**What you need to do:** Search the listing for the string "admin" and copy every line that contains it.
• • • • • • •
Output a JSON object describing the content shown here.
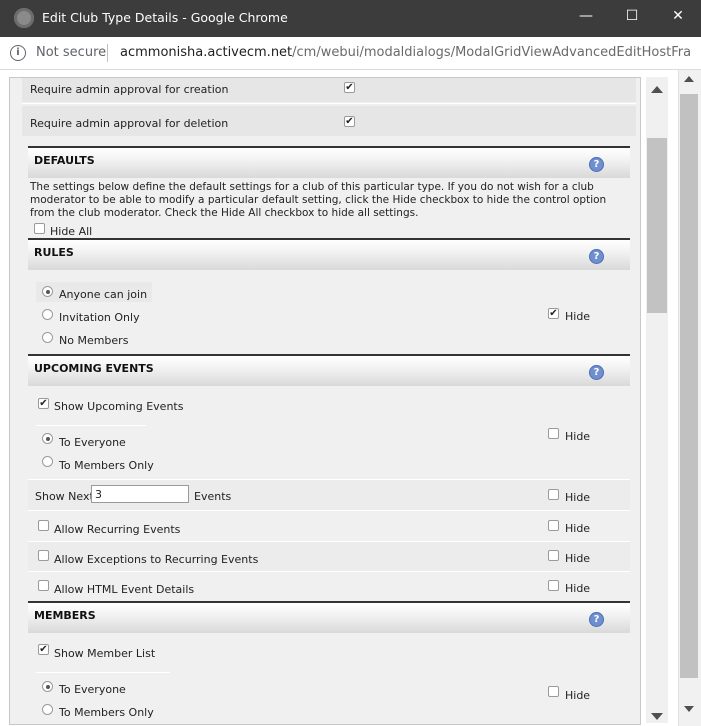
{
  "window": {
    "title": "Edit Club Type Details - Google Chrome",
    "minimize": "—",
    "maximize": "☐",
    "close": "✕"
  },
  "address": {
    "security": "Not secure",
    "host": "acmmonisha.activecm.net",
    "path": "/cm/webui/modaldialogs/ModalGridViewAdvancedEditHostFra..."
  },
  "approval": {
    "creation": "Require admin approval for creation",
    "deletion": "Require admin approval for deletion"
  },
  "defaults": {
    "title": "DEFAULTS",
    "description": "The settings below define the default settings for a club of this particular type. If you do not wish for a club moderator to be able to modify a particular default setting, click the Hide checkbox to hide the control option from the club moderator. Check the Hide All checkbox to hide all settings.",
    "hide_all": "Hide All"
  },
  "rules": {
    "title": "RULES",
    "options": [
      "Anyone can join",
      "Invitation Only",
      "No Members"
    ],
    "selected": "Anyone can join",
    "hide": "Hide"
  },
  "upcoming_events": {
    "title": "UPCOMING EVENTS",
    "show": "Show Upcoming Events",
    "audience": [
      "To Everyone",
      "To Members Only"
    ],
    "hide": "Hide",
    "show_next_label": "Show Next",
    "show_next_value": "3",
    "events_label": "Events",
    "recurring": "Allow Recurring Events",
    "exceptions": "Allow Exceptions to Recurring Events",
    "html_details": "Allow HTML Event Details"
  },
  "members": {
    "title": "MEMBERS",
    "show": "Show Member List",
    "audience": [
      "To Everyone",
      "To Members Only"
    ],
    "hide": "Hide"
  },
  "icons": {
    "check": "✔",
    "help": "?"
  }
}
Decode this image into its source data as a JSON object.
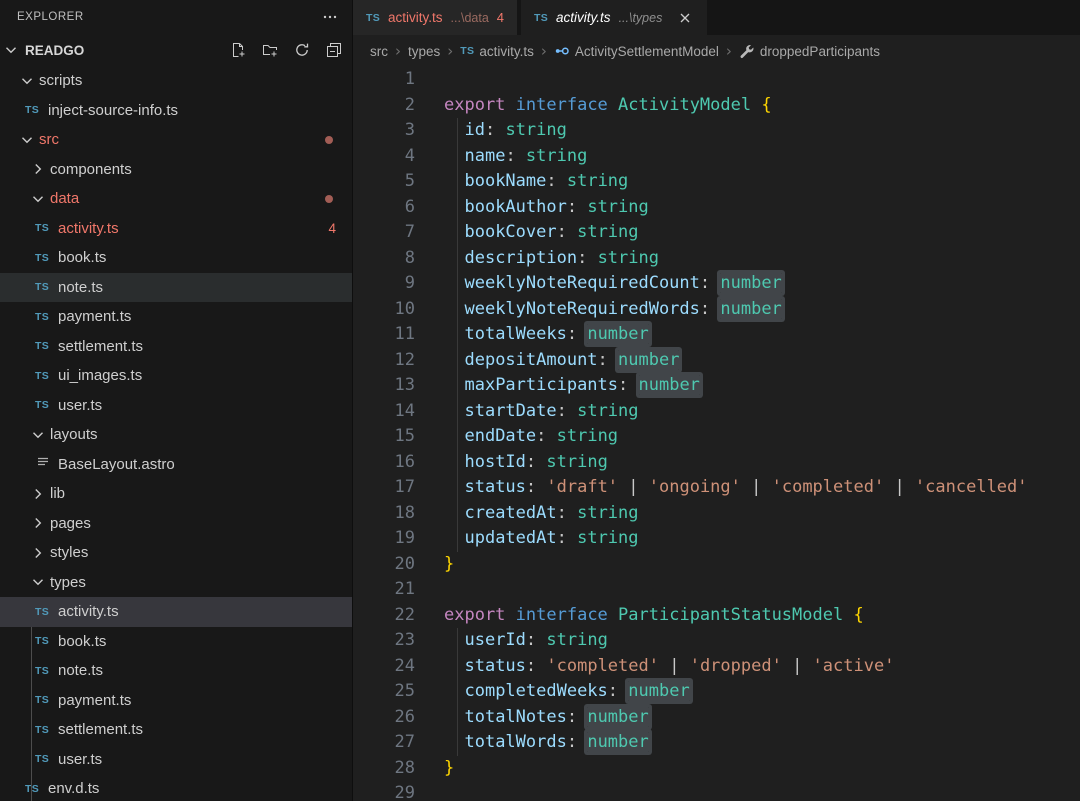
{
  "colors": {
    "editor_bg": "#1f1f1f",
    "sidebar_bg": "#181818",
    "error_red": "#f0776a",
    "modified_dot": "#a25d55",
    "ts_icon_blue": "#519aba",
    "symbol_interface_blue": "#75beff",
    "keyword": "#c586c0",
    "keyword2": "#569cd6",
    "type_teal": "#4ec9b0",
    "property_blue": "#9cdcfe",
    "string_orange": "#ce9178",
    "brace_gold": "#ffd700",
    "occurrence_highlight": "#414549"
  },
  "explorer": {
    "title": "EXPLORER",
    "section": {
      "name": "READGO",
      "actions": [
        {
          "name": "new-file"
        },
        {
          "name": "new-folder"
        },
        {
          "name": "refresh"
        },
        {
          "name": "collapse-all"
        }
      ]
    },
    "tree": [
      {
        "label": "scripts",
        "kind": "folder",
        "level": 1,
        "expanded": true
      },
      {
        "label": "inject-source-info.ts",
        "kind": "file",
        "icon": "ts",
        "level": 2
      },
      {
        "label": "src",
        "kind": "folder",
        "level": 1,
        "expanded": true,
        "error": true,
        "dot": true
      },
      {
        "label": "components",
        "kind": "folder",
        "level": 2,
        "expanded": false
      },
      {
        "label": "data",
        "kind": "folder",
        "level": 2,
        "expanded": true,
        "error": true,
        "dot": true
      },
      {
        "label": "activity.ts",
        "kind": "file",
        "icon": "ts",
        "level": 3,
        "error": true,
        "badge": "4"
      },
      {
        "label": "book.ts",
        "kind": "file",
        "icon": "ts",
        "level": 3
      },
      {
        "label": "note.ts",
        "kind": "file",
        "icon": "ts",
        "level": 3,
        "state": "hover"
      },
      {
        "label": "payment.ts",
        "kind": "file",
        "icon": "ts",
        "level": 3
      },
      {
        "label": "settlement.ts",
        "kind": "file",
        "icon": "ts",
        "level": 3
      },
      {
        "label": "ui_images.ts",
        "kind": "file",
        "icon": "ts",
        "level": 3
      },
      {
        "label": "user.ts",
        "kind": "file",
        "icon": "ts",
        "level": 3
      },
      {
        "label": "layouts",
        "kind": "folder",
        "level": 2,
        "expanded": true
      },
      {
        "label": "BaseLayout.astro",
        "kind": "file",
        "icon": "lines",
        "level": 3
      },
      {
        "label": "lib",
        "kind": "folder",
        "level": 2,
        "expanded": false
      },
      {
        "label": "pages",
        "kind": "folder",
        "level": 2,
        "expanded": false
      },
      {
        "label": "styles",
        "kind": "folder",
        "level": 2,
        "expanded": false
      },
      {
        "label": "types",
        "kind": "folder",
        "level": 2,
        "expanded": true,
        "guide_children": true
      },
      {
        "label": "activity.ts",
        "kind": "file",
        "icon": "ts",
        "level": 3,
        "state": "selected"
      },
      {
        "label": "book.ts",
        "kind": "file",
        "icon": "ts",
        "level": 3
      },
      {
        "label": "note.ts",
        "kind": "file",
        "icon": "ts",
        "level": 3
      },
      {
        "label": "payment.ts",
        "kind": "file",
        "icon": "ts",
        "level": 3
      },
      {
        "label": "settlement.ts",
        "kind": "file",
        "icon": "ts",
        "level": 3
      },
      {
        "label": "user.ts",
        "kind": "file",
        "icon": "ts",
        "level": 3
      },
      {
        "label": "env.d.ts",
        "kind": "file",
        "icon": "ts",
        "level": 2
      }
    ]
  },
  "tabs": [
    {
      "icon": "TS",
      "name": "activity.ts",
      "path_hint": "...\\data",
      "badge": "4",
      "active": false,
      "error": true,
      "close": false
    },
    {
      "icon": "TS",
      "name": "activity.ts",
      "path_hint": "...\\types",
      "active": true,
      "preview": true,
      "close": true
    }
  ],
  "breadcrumb": [
    {
      "label": "src"
    },
    {
      "label": "types"
    },
    {
      "label": "activity.ts",
      "icon": "ts"
    },
    {
      "label": "ActivitySettlementModel",
      "icon": "interface"
    },
    {
      "label": "droppedParticipants",
      "icon": "wrench"
    }
  ],
  "editor": {
    "lines": [
      [],
      [
        [
          "k1",
          "export"
        ],
        [
          "pu",
          " "
        ],
        [
          "k2",
          "interface"
        ],
        [
          "pu",
          " "
        ],
        [
          "ty",
          "ActivityModel"
        ],
        [
          "pu",
          " "
        ],
        [
          "br",
          "{"
        ]
      ],
      [
        [
          "pu",
          "  "
        ],
        [
          "pr",
          "id"
        ],
        [
          "pu",
          ": "
        ],
        [
          "ty",
          "string"
        ]
      ],
      [
        [
          "pu",
          "  "
        ],
        [
          "pr",
          "name"
        ],
        [
          "pu",
          ": "
        ],
        [
          "ty",
          "string"
        ]
      ],
      [
        [
          "pu",
          "  "
        ],
        [
          "pr",
          "bookName"
        ],
        [
          "pu",
          ": "
        ],
        [
          "ty",
          "string"
        ]
      ],
      [
        [
          "pu",
          "  "
        ],
        [
          "pr",
          "bookAuthor"
        ],
        [
          "pu",
          ": "
        ],
        [
          "ty",
          "string"
        ]
      ],
      [
        [
          "pu",
          "  "
        ],
        [
          "pr",
          "bookCover"
        ],
        [
          "pu",
          ": "
        ],
        [
          "ty",
          "string"
        ]
      ],
      [
        [
          "pu",
          "  "
        ],
        [
          "pr",
          "description"
        ],
        [
          "pu",
          ": "
        ],
        [
          "ty",
          "string"
        ]
      ],
      [
        [
          "pu",
          "  "
        ],
        [
          "pr",
          "weeklyNoteRequiredCount"
        ],
        [
          "pu",
          ": "
        ],
        [
          "tyh",
          "number"
        ]
      ],
      [
        [
          "pu",
          "  "
        ],
        [
          "pr",
          "weeklyNoteRequiredWords"
        ],
        [
          "pu",
          ": "
        ],
        [
          "tyh",
          "number"
        ]
      ],
      [
        [
          "pu",
          "  "
        ],
        [
          "pr",
          "totalWeeks"
        ],
        [
          "pu",
          ": "
        ],
        [
          "tyh",
          "number"
        ]
      ],
      [
        [
          "pu",
          "  "
        ],
        [
          "pr",
          "depositAmount"
        ],
        [
          "pu",
          ": "
        ],
        [
          "tyh",
          "number"
        ]
      ],
      [
        [
          "pu",
          "  "
        ],
        [
          "pr",
          "maxParticipants"
        ],
        [
          "pu",
          ": "
        ],
        [
          "tyh",
          "number"
        ]
      ],
      [
        [
          "pu",
          "  "
        ],
        [
          "pr",
          "startDate"
        ],
        [
          "pu",
          ": "
        ],
        [
          "ty",
          "string"
        ]
      ],
      [
        [
          "pu",
          "  "
        ],
        [
          "pr",
          "endDate"
        ],
        [
          "pu",
          ": "
        ],
        [
          "ty",
          "string"
        ]
      ],
      [
        [
          "pu",
          "  "
        ],
        [
          "pr",
          "hostId"
        ],
        [
          "pu",
          ": "
        ],
        [
          "ty",
          "string"
        ]
      ],
      [
        [
          "pu",
          "  "
        ],
        [
          "pr",
          "status"
        ],
        [
          "pu",
          ": "
        ],
        [
          "st",
          "'draft'"
        ],
        [
          "pu",
          " | "
        ],
        [
          "st",
          "'ongoing'"
        ],
        [
          "pu",
          " | "
        ],
        [
          "st",
          "'completed'"
        ],
        [
          "pu",
          " | "
        ],
        [
          "st",
          "'cancelled'"
        ]
      ],
      [
        [
          "pu",
          "  "
        ],
        [
          "pr",
          "createdAt"
        ],
        [
          "pu",
          ": "
        ],
        [
          "ty",
          "string"
        ]
      ],
      [
        [
          "pu",
          "  "
        ],
        [
          "pr",
          "updatedAt"
        ],
        [
          "pu",
          ": "
        ],
        [
          "ty",
          "string"
        ]
      ],
      [
        [
          "br",
          "}"
        ]
      ],
      [],
      [
        [
          "k1",
          "export"
        ],
        [
          "pu",
          " "
        ],
        [
          "k2",
          "interface"
        ],
        [
          "pu",
          " "
        ],
        [
          "ty",
          "ParticipantStatusModel"
        ],
        [
          "pu",
          " "
        ],
        [
          "br",
          "{"
        ]
      ],
      [
        [
          "pu",
          "  "
        ],
        [
          "pr",
          "userId"
        ],
        [
          "pu",
          ": "
        ],
        [
          "ty",
          "string"
        ]
      ],
      [
        [
          "pu",
          "  "
        ],
        [
          "pr",
          "status"
        ],
        [
          "pu",
          ": "
        ],
        [
          "st",
          "'completed'"
        ],
        [
          "pu",
          " | "
        ],
        [
          "st",
          "'dropped'"
        ],
        [
          "pu",
          " | "
        ],
        [
          "st",
          "'active'"
        ]
      ],
      [
        [
          "pu",
          "  "
        ],
        [
          "pr",
          "completedWeeks"
        ],
        [
          "pu",
          ": "
        ],
        [
          "tyh",
          "number"
        ]
      ],
      [
        [
          "pu",
          "  "
        ],
        [
          "pr",
          "totalNotes"
        ],
        [
          "pu",
          ": "
        ],
        [
          "tyh",
          "number"
        ]
      ],
      [
        [
          "pu",
          "  "
        ],
        [
          "pr",
          "totalWords"
        ],
        [
          "pu",
          ": "
        ],
        [
          "tyh",
          "number"
        ]
      ],
      [
        [
          "br",
          "}"
        ]
      ],
      []
    ]
  }
}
• • • • • • •
**Exercise output:**
    "creation": "Require admin approval for creation",
    "deletion": "Require admin approval for deletion"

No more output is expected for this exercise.